TO DO: Reproduce the lines of the items below word for word, starting at the line that contains "ohlc-value: 151.854 — [540, 11, 599, 28]" and ending at the line that contains "candle-body — [856, 248, 867, 263]", with both of those lines included. Copy only those lines.
start DATA FOR THIS EXERCISE
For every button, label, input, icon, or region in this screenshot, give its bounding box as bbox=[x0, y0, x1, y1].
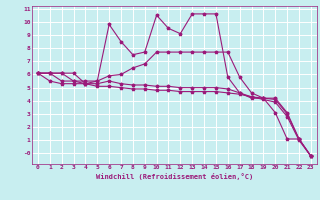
X-axis label: Windchill (Refroidissement éolien,°C): Windchill (Refroidissement éolien,°C) bbox=[96, 173, 253, 180]
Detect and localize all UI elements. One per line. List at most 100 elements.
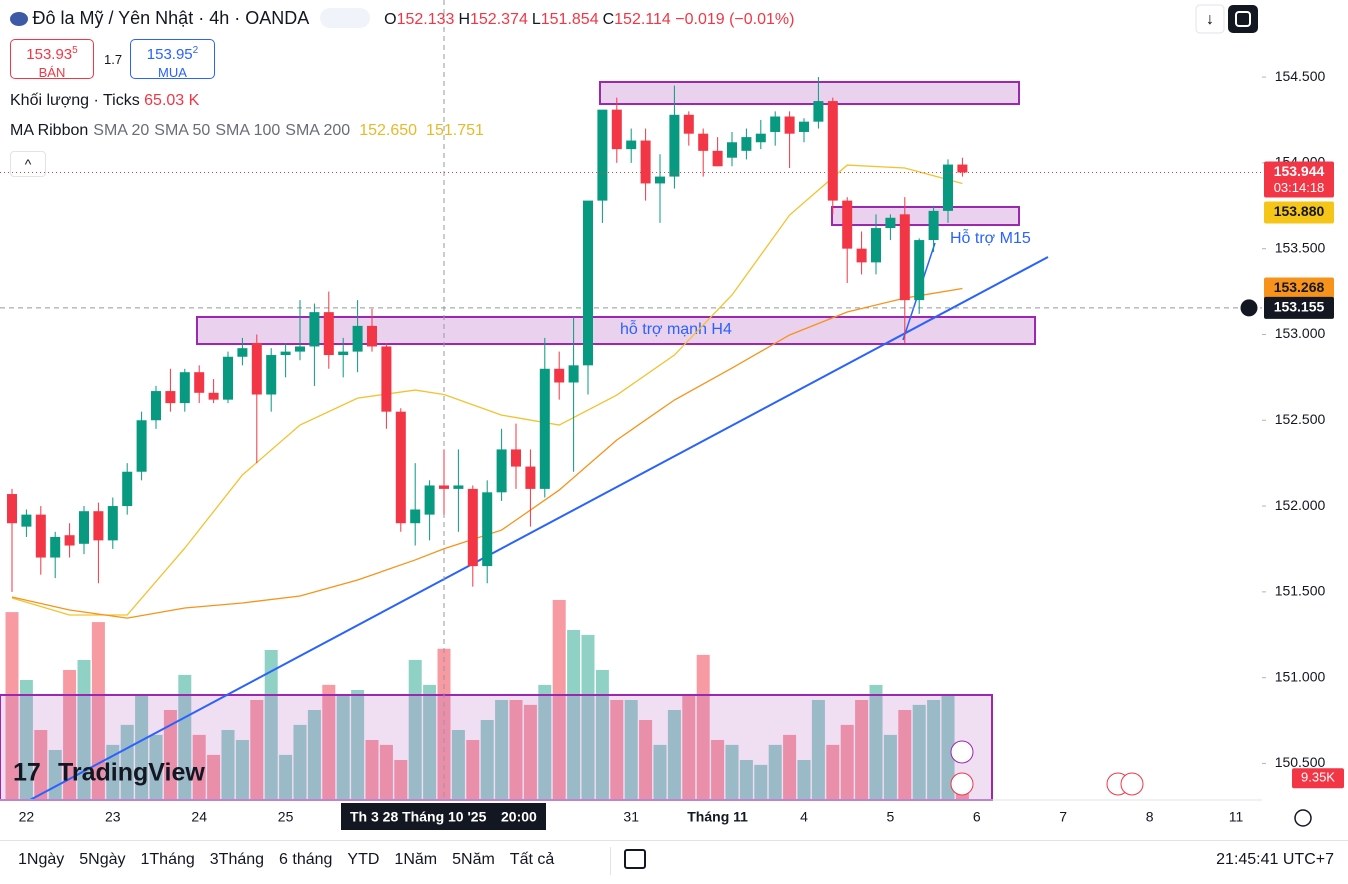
ohlc-value: 151.854 — [540, 11, 599, 28]
crosshair-price: 153.155 — [1274, 299, 1325, 315]
candle-body — [237, 348, 248, 357]
volume-name: Khối lượng · Ticks — [10, 92, 140, 109]
range-button[interactable]: YTD — [347, 851, 380, 868]
candle-body — [251, 343, 262, 395]
sell-button[interactable]: 153.935 BÁN — [10, 39, 94, 80]
price-label-box — [1264, 161, 1334, 198]
candle-body — [583, 200, 593, 366]
candle-body — [21, 514, 32, 527]
volume-label-box — [1292, 768, 1344, 789]
candle-body — [64, 535, 75, 546]
buy-sup: 2 — [192, 45, 199, 56]
candle-body — [899, 214, 910, 301]
x-tick-label: 22 — [19, 809, 35, 825]
volume-bar — [336, 694, 350, 800]
volume-bar — [5, 612, 19, 800]
trend-line — [29, 256, 1049, 801]
range-button[interactable]: 5Ngày — [79, 851, 126, 868]
y-tick-label: 150.500 — [1275, 754, 1326, 770]
candle-body — [165, 391, 176, 404]
candle-body — [439, 485, 449, 489]
volume-bar — [264, 650, 278, 800]
volume-bar — [912, 704, 926, 800]
ohlc-key: L — [531, 11, 541, 28]
ohlc-key: O — [384, 11, 397, 28]
volume-bar — [423, 684, 437, 800]
volume-bar — [451, 730, 465, 800]
buy-button[interactable]: 153.952 MUA — [130, 39, 215, 80]
range-button[interactable]: 1Năm — [394, 851, 438, 868]
candle-body — [856, 248, 867, 263]
volume-bar — [869, 684, 883, 800]
x-tick-label: Tháng 11 — [687, 809, 748, 825]
legend-header: Đô la Mỹ / Yên Nhật · 4h · OANDA O152.13… — [10, 8, 794, 29]
event-icon[interactable] — [950, 740, 974, 764]
ma-item: SMA 20 — [93, 122, 150, 139]
volume-value: 65.03 K — [144, 92, 200, 109]
buy-price: 153.95 — [146, 46, 193, 63]
range-button[interactable]: 5Năm — [452, 851, 495, 868]
collapse-button[interactable]: ^ — [10, 151, 46, 177]
volume-bar — [19, 680, 33, 800]
volume-bar — [279, 754, 293, 800]
price-label-box — [1264, 277, 1334, 300]
spread: 1.7 — [104, 52, 123, 67]
price-label: 153.944 — [1274, 163, 1325, 179]
candle-body — [712, 150, 723, 167]
fullscreen-icon — [1235, 11, 1251, 27]
candle-body — [309, 312, 320, 347]
settings-icon[interactable] — [1294, 809, 1312, 827]
sell-sup: 5 — [72, 45, 78, 56]
volume-legend: Khối lượng · Ticks 65.03 K — [10, 92, 199, 110]
y-tick-label: 153.500 — [1275, 239, 1326, 255]
candle-body — [727, 142, 737, 158]
volume-bar — [135, 694, 149, 800]
candle-body — [943, 164, 953, 211]
flag-icon[interactable] — [1120, 772, 1144, 796]
range-button[interactable]: 6 tháng — [279, 851, 333, 868]
buy-label: MUA — [158, 65, 187, 80]
logo-mark: 17 — [13, 759, 41, 787]
price-label: 153.880 — [1274, 203, 1325, 219]
y-tick-label: 151.000 — [1275, 668, 1326, 684]
volume-bar — [639, 720, 653, 800]
logo: TradingView — [58, 759, 205, 787]
volume-bar — [567, 630, 581, 800]
ohlc-key: H — [458, 11, 470, 28]
volume-bar — [653, 744, 667, 800]
volume-bar — [495, 700, 509, 800]
range-button[interactable]: 3Tháng — [209, 851, 265, 868]
range-button[interactable]: 1Ngày — [18, 851, 65, 868]
x-tick-label: 11 — [1229, 809, 1244, 825]
candle-body — [338, 351, 349, 356]
fullscreen-button[interactable] — [1228, 5, 1258, 33]
download-button[interactable] — [1195, 4, 1225, 34]
date-range-icon[interactable] — [624, 849, 646, 869]
sell-label: BÁN — [38, 65, 66, 80]
candle-body — [568, 365, 579, 383]
range-button[interactable]: Tất cả — [509, 851, 555, 868]
status-pill — [319, 8, 370, 28]
volume-bar — [581, 634, 595, 800]
volume-bar — [466, 740, 480, 800]
candle-body — [813, 101, 824, 122]
chart: hỗ trợ mạnh H4 Hỗ trợ M15 TradingView 17… — [0, 0, 1344, 830]
crosshair-price-box — [1264, 296, 1334, 319]
ma-name: MA Ribbon — [10, 122, 89, 139]
ohlc-value: 152.133 — [396, 11, 455, 28]
candle-body — [827, 101, 838, 201]
range-button[interactable]: 1Tháng — [140, 851, 195, 868]
volume-bar — [595, 670, 609, 800]
crosshair-date: Th 3 28 Tháng 10 '25 — [350, 809, 487, 825]
candle-body — [511, 449, 521, 467]
x-tick-label: 23 — [105, 809, 121, 825]
volume-bar — [941, 694, 955, 800]
divider — [610, 847, 611, 875]
candle-body — [107, 506, 118, 541]
candle-body — [525, 466, 536, 489]
flag-icon[interactable] — [950, 772, 974, 796]
candle-body — [179, 372, 190, 404]
candle-body — [698, 133, 709, 151]
candle-body — [367, 325, 377, 347]
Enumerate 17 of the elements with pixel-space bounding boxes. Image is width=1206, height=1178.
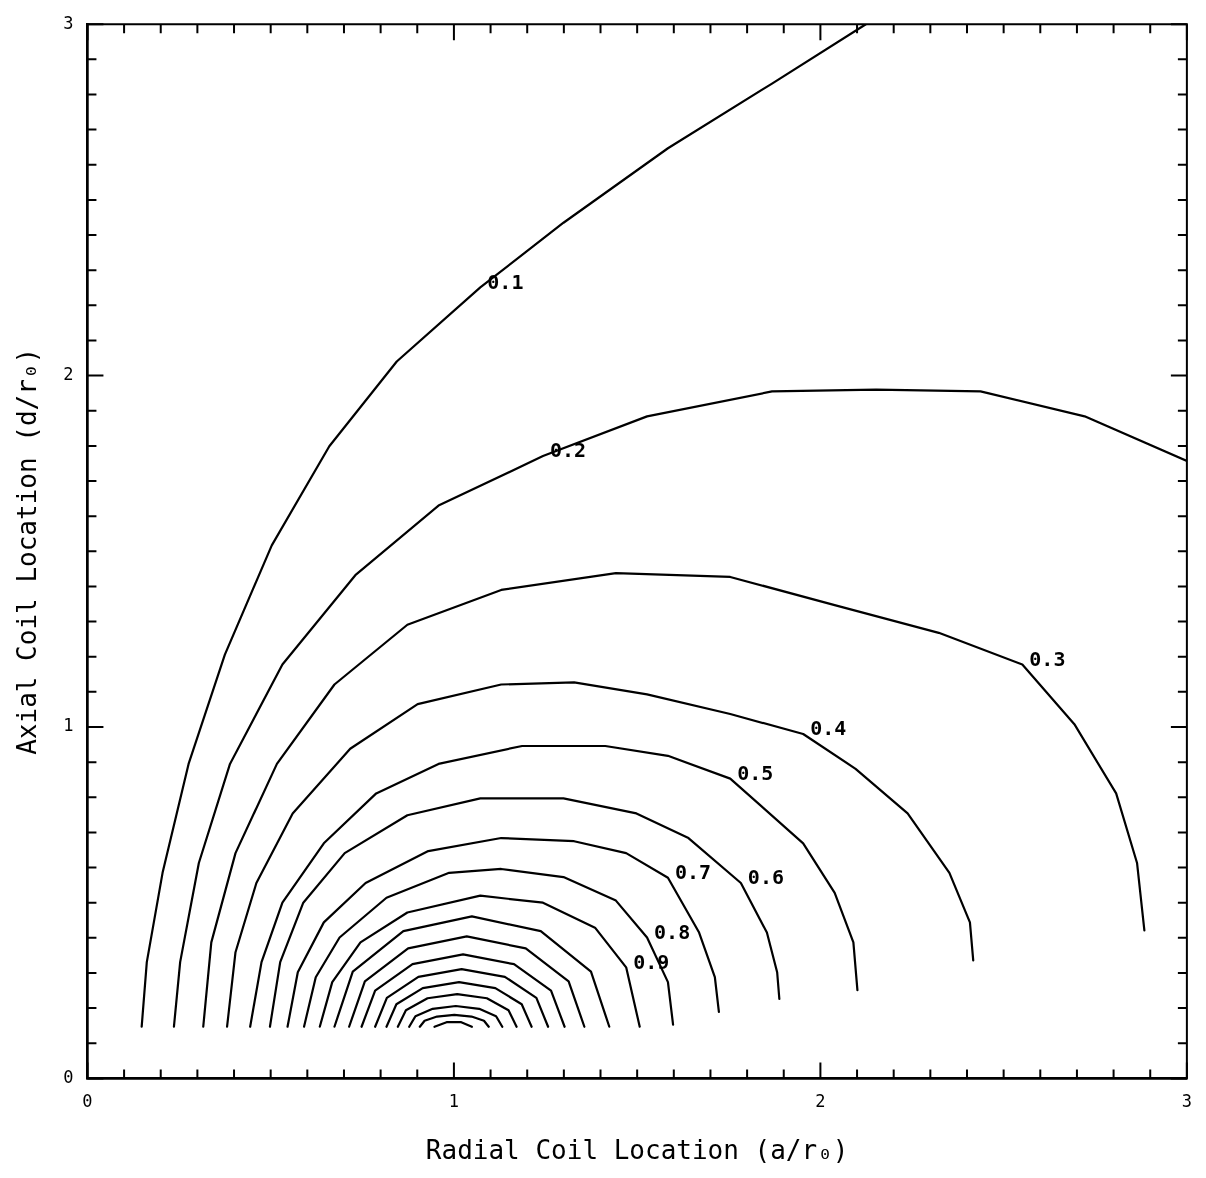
x-tick-label: 2 xyxy=(815,1091,826,1112)
annotation: 0.1 xyxy=(487,269,524,294)
annotation: 0.5 xyxy=(737,760,774,785)
x-tick-label: 3 xyxy=(1181,1091,1193,1112)
y-tick-label: 3 xyxy=(63,12,74,33)
y-tick-label: 2 xyxy=(63,364,74,385)
x-tick-label: 1 xyxy=(448,1091,460,1112)
annotation: 0.7 xyxy=(674,859,712,884)
y-axis-title: Axial Coil Location (d/r₀) xyxy=(12,347,43,755)
x-axis-title: Radial Coil Location (a/r₀) xyxy=(425,1135,849,1166)
annotation: 0.3 xyxy=(1029,646,1066,671)
y-tick-label: 0 xyxy=(63,1066,74,1087)
y-tick-label: 1 xyxy=(63,715,74,736)
annotation: 0.6 xyxy=(747,865,784,890)
annotation: 0.4 xyxy=(810,716,847,741)
annotation: 0.8 xyxy=(654,919,691,944)
x-tick-label: 0 xyxy=(82,1091,93,1112)
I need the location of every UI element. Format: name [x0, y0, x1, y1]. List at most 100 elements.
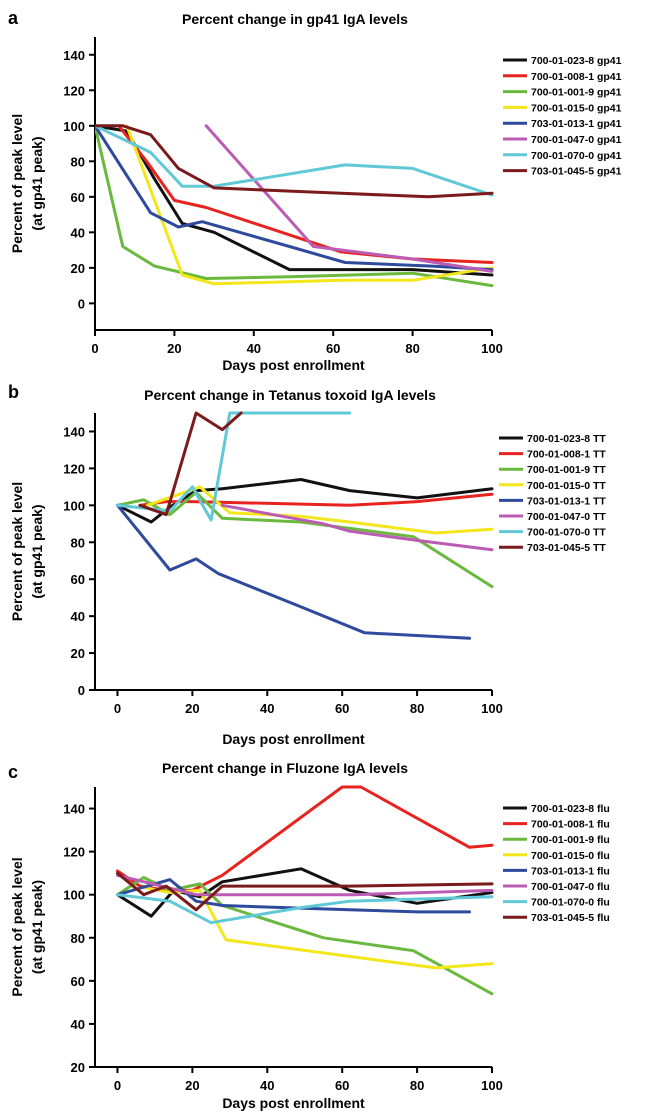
y-tick-label: 20 — [71, 646, 85, 661]
legend-label: 700-01-047-0 gp41 — [531, 134, 622, 146]
y-axis-label-line2: (at gp41 peak) — [29, 136, 45, 230]
y-tick-label: 120 — [63, 845, 85, 860]
x-axis-label: Days post enrollment — [222, 1095, 365, 1111]
x-tick-label: 40 — [247, 341, 261, 356]
series-line — [116, 785, 494, 892]
x-tick-label: 80 — [405, 341, 419, 356]
x-axis-label: Days post enrollment — [222, 357, 365, 373]
plot-area — [95, 124, 494, 288]
series-line — [220, 503, 494, 552]
x-tick-label: 0 — [114, 701, 121, 716]
x-tick-label: 40 — [260, 701, 274, 716]
x-tick-label: 60 — [335, 1078, 349, 1093]
chart-panel-a: a Percent change in gp41 IgA levels 0 20 40 6… — [8, 8, 622, 373]
legend-label: 700-01-047-0 TT — [527, 511, 606, 523]
x-tick-label: 60 — [335, 701, 349, 716]
legend-label: 703-01-045-5 TT — [527, 542, 606, 554]
y-axis-label: Percent of peak level — [9, 482, 25, 621]
legend-label: 700-01-070-0 flu — [531, 897, 610, 909]
legend-label: 700-01-047-0 flu — [531, 881, 610, 893]
chart-panel-b: b Percent change in Tetanus toxoid IgA le… — [8, 382, 606, 747]
series-line — [138, 492, 494, 507]
plot-area — [116, 411, 494, 640]
legend-label: 700-01-001-9 TT — [527, 464, 606, 476]
legend: 700-01-023-8 gp41 700-01-008-1 gp41 700-01… — [503, 55, 622, 178]
legend-label: 703-01-013-1 flu — [531, 865, 610, 877]
legend-label: 703-01-045-5 flu — [531, 912, 610, 924]
legend: 700-01-023-8 TT 700-01-008-1 TT 700-01-001… — [499, 433, 606, 554]
chart-title: Percent change in Fluzone IgA levels — [162, 760, 408, 776]
chart-title: Percent change in Tetanus toxoid IgA lev… — [144, 387, 436, 403]
series-line — [145, 485, 494, 535]
y-axis-label: Percent of peak level — [9, 114, 25, 253]
legend-label: 703-01-013-1 TT — [527, 495, 606, 507]
x-tick-label: 0 — [114, 1078, 121, 1093]
x-tick-label: 100 — [481, 701, 503, 716]
y-tick-label: 40 — [71, 1017, 85, 1032]
y-tick-label: 80 — [71, 154, 85, 169]
series-line — [95, 124, 494, 288]
panel-letter: a — [8, 8, 19, 28]
legend-label: 700-01-001-9 gp41 — [531, 87, 622, 99]
series-line — [95, 124, 494, 197]
x-tick-label: 80 — [410, 1078, 424, 1093]
panel-letter: b — [8, 382, 19, 402]
legend-label: 700-01-070-0 gp41 — [531, 150, 622, 162]
y-tick-label: 100 — [63, 119, 85, 134]
y-tick-label: 60 — [71, 974, 85, 989]
y-tick-label: 20 — [71, 1060, 85, 1075]
y-tick-label: 60 — [71, 572, 85, 587]
legend-label: 700-01-023-8 flu — [531, 803, 610, 815]
series-line — [116, 490, 494, 589]
series-line — [116, 871, 494, 912]
series-line — [95, 124, 494, 272]
legend-label: 700-01-001-9 flu — [531, 834, 610, 846]
y-axis-label-line2: (at gp41 peak) — [29, 880, 45, 974]
y-tick-label: 20 — [71, 261, 85, 276]
series-line — [204, 124, 494, 273]
y-tick-label: 100 — [63, 498, 85, 513]
series-line — [116, 878, 471, 914]
series-line — [117, 124, 494, 264]
series-line — [116, 503, 471, 640]
legend-label: 703-01-045-5 gp41 — [531, 166, 622, 178]
series-line — [145, 886, 494, 970]
plot-area — [116, 785, 494, 996]
x-tick-label: 20 — [167, 341, 181, 356]
y-tick-label: 60 — [71, 190, 85, 205]
legend-label: 700-01-023-8 TT — [527, 433, 606, 445]
y-tick-label: 80 — [71, 535, 85, 550]
chart-panel-c: c Percent change in Fluzone IgA levels 20 4… — [8, 760, 610, 1111]
x-tick-label: 20 — [185, 1078, 199, 1093]
x-tick-label: 80 — [410, 701, 424, 716]
series-line — [138, 411, 243, 517]
legend-label: 703-01-013-1 gp41 — [531, 118, 622, 130]
legend-label: 700-01-015-0 TT — [527, 480, 606, 492]
y-tick-label: 0 — [78, 683, 85, 698]
y-tick-label: 120 — [63, 83, 85, 98]
chart-title: Percent change in gp41 IgA levels — [182, 11, 408, 27]
series-line — [116, 893, 494, 925]
y-axis-label-line2: (at gp41 peak) — [29, 504, 45, 598]
series-line — [116, 411, 352, 522]
legend: 700-01-023-8 flu 700-01-008-1 flu 700-01-0… — [503, 803, 610, 924]
y-axis-label: Percent of peak level — [9, 857, 25, 996]
series-line — [125, 124, 494, 286]
legend-label: 700-01-023-8 gp41 — [531, 55, 622, 67]
legend-label: 700-01-015-0 gp41 — [531, 102, 622, 114]
x-tick-label: 60 — [326, 341, 340, 356]
x-tick-label: 0 — [91, 341, 98, 356]
y-tick-label: 0 — [78, 296, 85, 311]
x-tick-label: 100 — [481, 1078, 503, 1093]
x-tick-label: 20 — [185, 701, 199, 716]
series-line — [116, 478, 494, 524]
y-tick-label: 140 — [63, 802, 85, 817]
y-tick-label: 40 — [71, 609, 85, 624]
x-axis-label: Days post enrollment — [222, 731, 365, 747]
panel-letter: c — [8, 762, 18, 782]
legend-label: 700-01-070-0 TT — [527, 527, 606, 539]
legend-label: 700-01-008-1 flu — [531, 819, 610, 831]
legend-label: 700-01-008-1 TT — [527, 449, 606, 461]
legend-label: 700-01-015-0 flu — [531, 850, 610, 862]
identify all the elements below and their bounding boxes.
end DATA FOR THIS EXERCISE
TASK SOLUTION:
ohlc-value: 151.854 — [540, 11, 599, 28]
crosshair-price: 153.155 — [1274, 299, 1325, 315]
candle-body — [237, 348, 248, 357]
volume-name: Khối lượng · Ticks — [10, 92, 140, 109]
range-button[interactable]: YTD — [347, 851, 380, 868]
candle-body — [251, 343, 262, 395]
sell-button[interactable]: 153.935 BÁN — [10, 39, 94, 80]
price-label-box — [1264, 161, 1334, 198]
candle-body — [583, 200, 593, 366]
candle-body — [21, 514, 32, 527]
volume-label-box — [1292, 768, 1344, 789]
candle-body — [64, 535, 75, 546]
buy-sup: 2 — [192, 45, 199, 56]
candle-body — [899, 214, 910, 301]
x-tick-label: 22 — [19, 809, 35, 825]
volume-bar — [336, 694, 350, 800]
volume-bar — [5, 612, 19, 800]
trend-line — [29, 256, 1049, 801]
range-button[interactable]: 5Ngày — [79, 851, 126, 868]
y-tick-label: 150.500 — [1275, 754, 1326, 770]
candle-body — [165, 391, 176, 404]
candle-body — [439, 485, 449, 489]
volume-bar — [264, 650, 278, 800]
volume-bar — [912, 704, 926, 800]
ohlc-key: L — [531, 11, 541, 28]
ohlc-key: O — [384, 11, 397, 28]
volume-bar — [423, 684, 437, 800]
volume-bar — [451, 730, 465, 800]
buy-button[interactable]: 153.952 MUA — [130, 39, 215, 80]
range-button[interactable]: 1Năm — [394, 851, 438, 868]
candle-body — [856, 248, 867, 263]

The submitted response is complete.